-- WRITTEN PROBLEM --
Extract the text of every entry below exactly; leave images out.

-- GIVEN DATA --
===
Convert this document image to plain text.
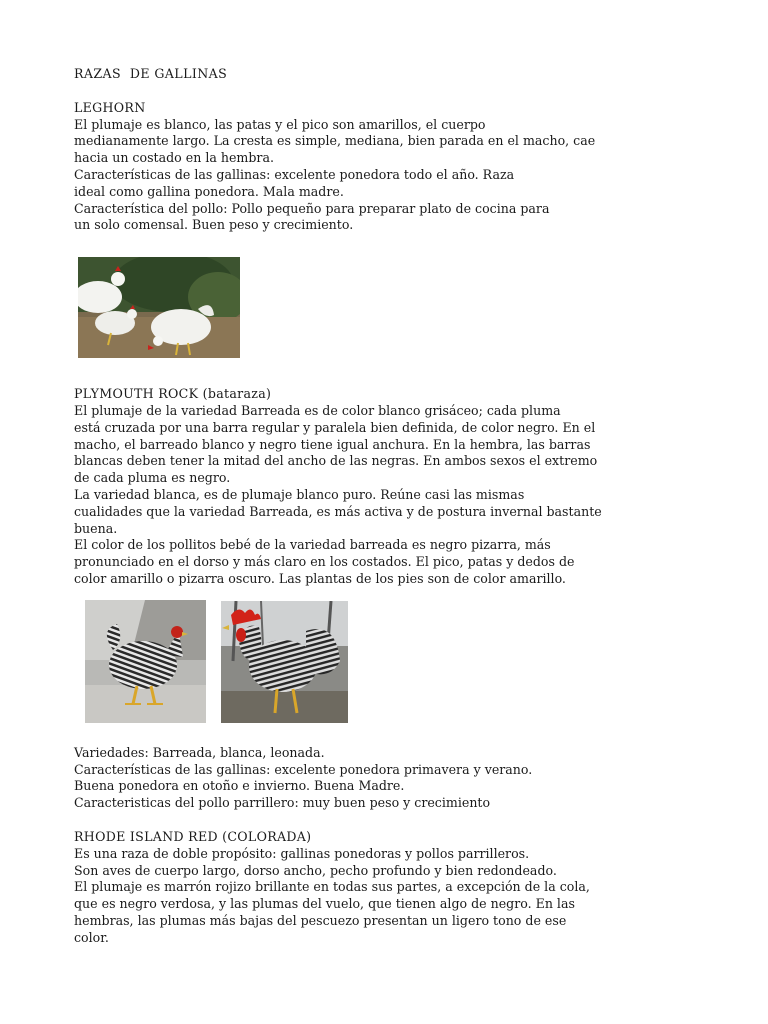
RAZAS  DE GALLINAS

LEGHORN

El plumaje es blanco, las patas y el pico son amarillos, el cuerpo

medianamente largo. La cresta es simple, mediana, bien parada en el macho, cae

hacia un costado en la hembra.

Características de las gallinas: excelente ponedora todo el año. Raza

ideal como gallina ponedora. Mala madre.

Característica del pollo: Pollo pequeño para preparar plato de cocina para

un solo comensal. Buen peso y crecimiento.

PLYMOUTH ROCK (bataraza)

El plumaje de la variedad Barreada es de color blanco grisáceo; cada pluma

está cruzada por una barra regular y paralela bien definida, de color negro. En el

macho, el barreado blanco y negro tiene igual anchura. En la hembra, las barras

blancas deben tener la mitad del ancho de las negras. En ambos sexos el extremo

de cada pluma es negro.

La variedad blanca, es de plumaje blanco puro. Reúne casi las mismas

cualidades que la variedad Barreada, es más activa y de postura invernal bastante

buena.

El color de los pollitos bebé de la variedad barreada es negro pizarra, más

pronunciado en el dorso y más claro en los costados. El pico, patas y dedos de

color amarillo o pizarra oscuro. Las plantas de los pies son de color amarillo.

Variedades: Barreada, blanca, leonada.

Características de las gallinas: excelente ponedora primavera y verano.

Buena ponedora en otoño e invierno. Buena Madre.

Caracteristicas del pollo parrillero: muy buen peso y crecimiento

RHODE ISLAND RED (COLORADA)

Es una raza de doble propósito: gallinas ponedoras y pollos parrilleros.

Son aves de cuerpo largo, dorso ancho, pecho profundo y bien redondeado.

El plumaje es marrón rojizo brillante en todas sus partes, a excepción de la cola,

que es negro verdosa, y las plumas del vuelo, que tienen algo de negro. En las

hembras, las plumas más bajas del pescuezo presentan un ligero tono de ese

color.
===
-- RESULT OF THE TASK --
Convert this document image to plain text.
RAZAS  DE GALLINAS

LEGHORN

El plumaje es blanco, las patas y el pico son amarillos, el cuerpo

medianamente largo. La cresta es simple, mediana, bien parada en el macho, cae

hacia un costado en la hembra.

Características de las gallinas: excelente ponedora todo el año. Raza

ideal como gallina ponedora. Mala madre.

Característica del pollo: Pollo pequeño para preparar plato de cocina para

un solo comensal. Buen peso y crecimiento.

PLYMOUTH ROCK (bataraza)

El plumaje de la variedad Barreada es de color blanco grisáceo; cada pluma

está cruzada por una barra regular y paralela bien definida, de color negro. En el

macho, el barreado blanco y negro tiene igual anchura. En la hembra, las barras

blancas deben tener la mitad del ancho de las negras. En ambos sexos el extremo

de cada pluma es negro.

La variedad blanca, es de plumaje blanco puro. Reúne casi las mismas

cualidades que la variedad Barreada, es más activa y de postura invernal bastante

buena.

El color de los pollitos bebé de la variedad barreada es negro pizarra, más

pronunciado en el dorso y más claro en los costados. El pico, patas y dedos de

color amarillo o pizarra oscuro. Las plantas de los pies son de color amarillo.

Variedades: Barreada, blanca, leonada.

Características de las gallinas: excelente ponedora primavera y verano.

Buena ponedora en otoño e invierno. Buena Madre.

Caracteristicas del pollo parrillero: muy buen peso y crecimiento

RHODE ISLAND RED (COLORADA)

Es una raza de doble propósito: gallinas ponedoras y pollos parrilleros.

Son aves de cuerpo largo, dorso ancho, pecho profundo y bien redondeado.

El plumaje es marrón rojizo brillante en todas sus partes, a excepción de la cola,

que es negro verdosa, y las plumas del vuelo, que tienen algo de negro. En las

hembras, las plumas más bajas del pescuezo presentan un ligero tono de ese

color.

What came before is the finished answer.